Task to complete >> In the listing below, find every line with the string "document" and pull it out.

Data records >>

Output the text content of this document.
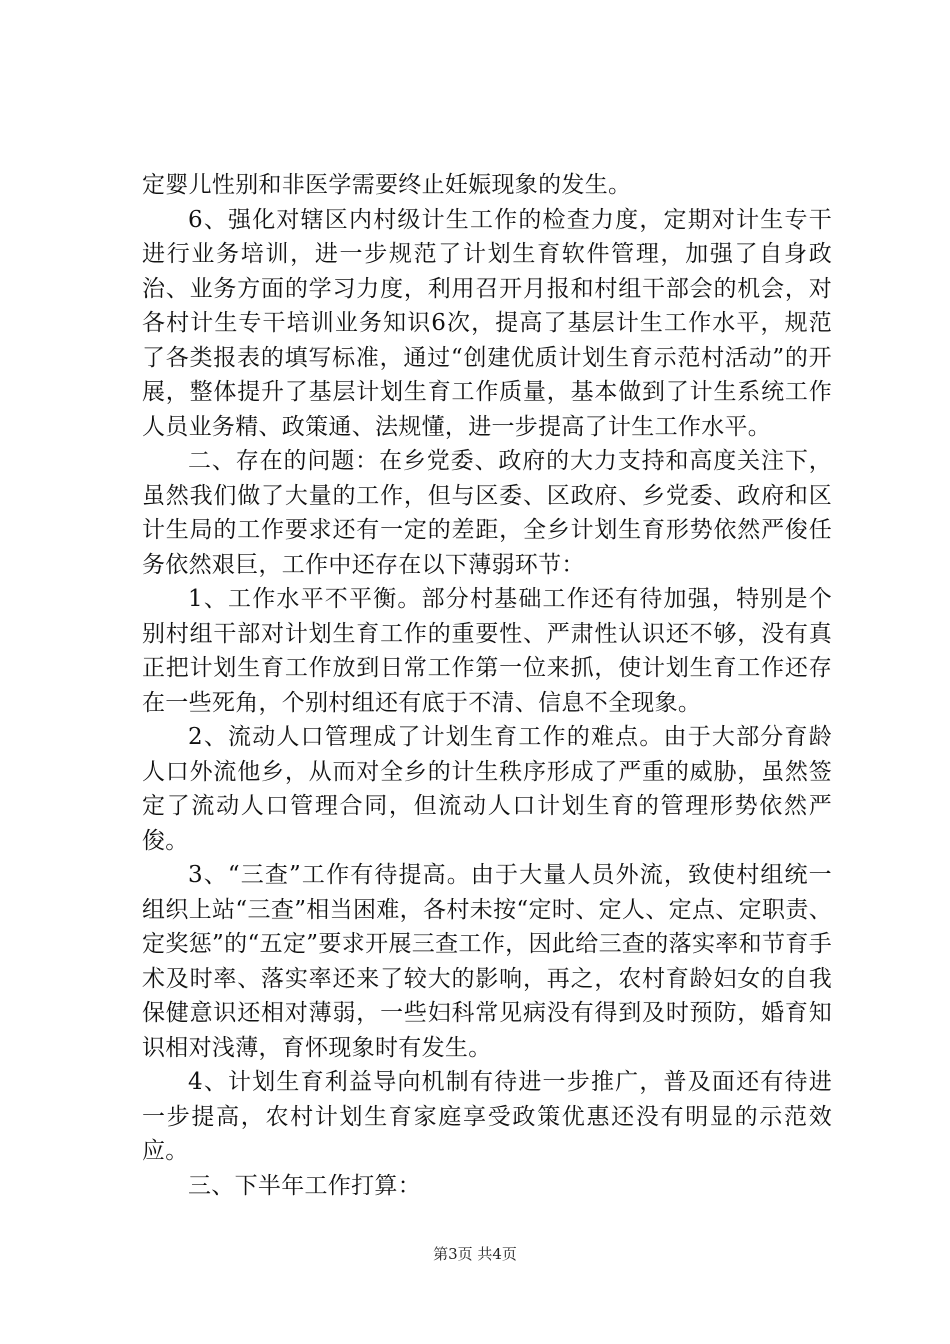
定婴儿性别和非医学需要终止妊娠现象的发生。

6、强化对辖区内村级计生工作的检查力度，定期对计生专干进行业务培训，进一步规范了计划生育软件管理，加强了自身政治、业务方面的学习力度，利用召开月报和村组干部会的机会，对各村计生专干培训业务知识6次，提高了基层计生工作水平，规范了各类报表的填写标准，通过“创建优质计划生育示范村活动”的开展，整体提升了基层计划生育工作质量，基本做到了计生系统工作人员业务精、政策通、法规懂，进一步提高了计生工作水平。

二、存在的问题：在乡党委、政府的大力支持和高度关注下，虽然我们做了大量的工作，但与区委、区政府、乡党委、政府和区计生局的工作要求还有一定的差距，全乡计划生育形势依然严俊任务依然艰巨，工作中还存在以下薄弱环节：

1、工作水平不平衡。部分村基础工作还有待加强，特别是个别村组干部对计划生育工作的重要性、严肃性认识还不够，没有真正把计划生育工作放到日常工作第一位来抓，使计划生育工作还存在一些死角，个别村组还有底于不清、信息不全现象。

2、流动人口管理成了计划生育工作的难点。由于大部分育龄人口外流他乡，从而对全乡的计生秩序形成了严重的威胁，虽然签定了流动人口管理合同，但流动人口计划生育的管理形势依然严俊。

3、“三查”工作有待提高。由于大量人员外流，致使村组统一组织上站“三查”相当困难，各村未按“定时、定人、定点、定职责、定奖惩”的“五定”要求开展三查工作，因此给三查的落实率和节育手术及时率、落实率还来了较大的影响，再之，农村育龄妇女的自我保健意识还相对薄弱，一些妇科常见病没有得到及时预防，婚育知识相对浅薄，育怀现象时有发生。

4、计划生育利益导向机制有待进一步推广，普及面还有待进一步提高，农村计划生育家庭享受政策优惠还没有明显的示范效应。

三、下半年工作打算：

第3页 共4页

...

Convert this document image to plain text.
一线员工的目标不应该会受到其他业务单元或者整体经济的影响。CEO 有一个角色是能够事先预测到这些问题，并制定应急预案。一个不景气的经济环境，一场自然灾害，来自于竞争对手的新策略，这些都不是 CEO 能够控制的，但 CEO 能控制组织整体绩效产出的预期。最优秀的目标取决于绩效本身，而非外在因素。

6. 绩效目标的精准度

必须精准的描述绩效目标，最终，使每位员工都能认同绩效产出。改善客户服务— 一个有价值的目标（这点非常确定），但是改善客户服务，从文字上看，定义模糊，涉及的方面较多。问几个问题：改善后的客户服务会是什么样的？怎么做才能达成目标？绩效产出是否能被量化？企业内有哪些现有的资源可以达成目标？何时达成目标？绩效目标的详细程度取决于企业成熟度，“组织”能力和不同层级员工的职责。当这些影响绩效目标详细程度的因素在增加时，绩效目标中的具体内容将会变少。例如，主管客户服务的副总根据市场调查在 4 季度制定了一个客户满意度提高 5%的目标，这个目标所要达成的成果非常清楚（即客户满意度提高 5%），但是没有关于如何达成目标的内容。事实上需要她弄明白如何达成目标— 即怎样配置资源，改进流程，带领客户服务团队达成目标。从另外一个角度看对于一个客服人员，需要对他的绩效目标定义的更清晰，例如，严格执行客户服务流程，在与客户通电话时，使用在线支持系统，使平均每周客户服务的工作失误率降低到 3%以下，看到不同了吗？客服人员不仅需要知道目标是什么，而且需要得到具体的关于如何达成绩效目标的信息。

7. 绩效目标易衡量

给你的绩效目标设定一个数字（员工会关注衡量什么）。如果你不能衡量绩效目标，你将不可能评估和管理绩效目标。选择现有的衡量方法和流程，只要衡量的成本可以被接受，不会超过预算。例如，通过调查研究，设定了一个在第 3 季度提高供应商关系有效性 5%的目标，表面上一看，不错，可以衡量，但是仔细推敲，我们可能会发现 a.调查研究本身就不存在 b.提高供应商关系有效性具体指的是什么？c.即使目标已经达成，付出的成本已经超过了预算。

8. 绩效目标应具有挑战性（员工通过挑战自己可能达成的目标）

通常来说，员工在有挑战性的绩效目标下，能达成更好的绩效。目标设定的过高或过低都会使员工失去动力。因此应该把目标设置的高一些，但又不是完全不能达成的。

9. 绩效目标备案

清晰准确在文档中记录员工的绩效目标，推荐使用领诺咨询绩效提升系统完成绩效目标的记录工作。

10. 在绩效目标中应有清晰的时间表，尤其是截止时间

Exercise output >>
Output the text content of this document.
Convert this document image to plain text.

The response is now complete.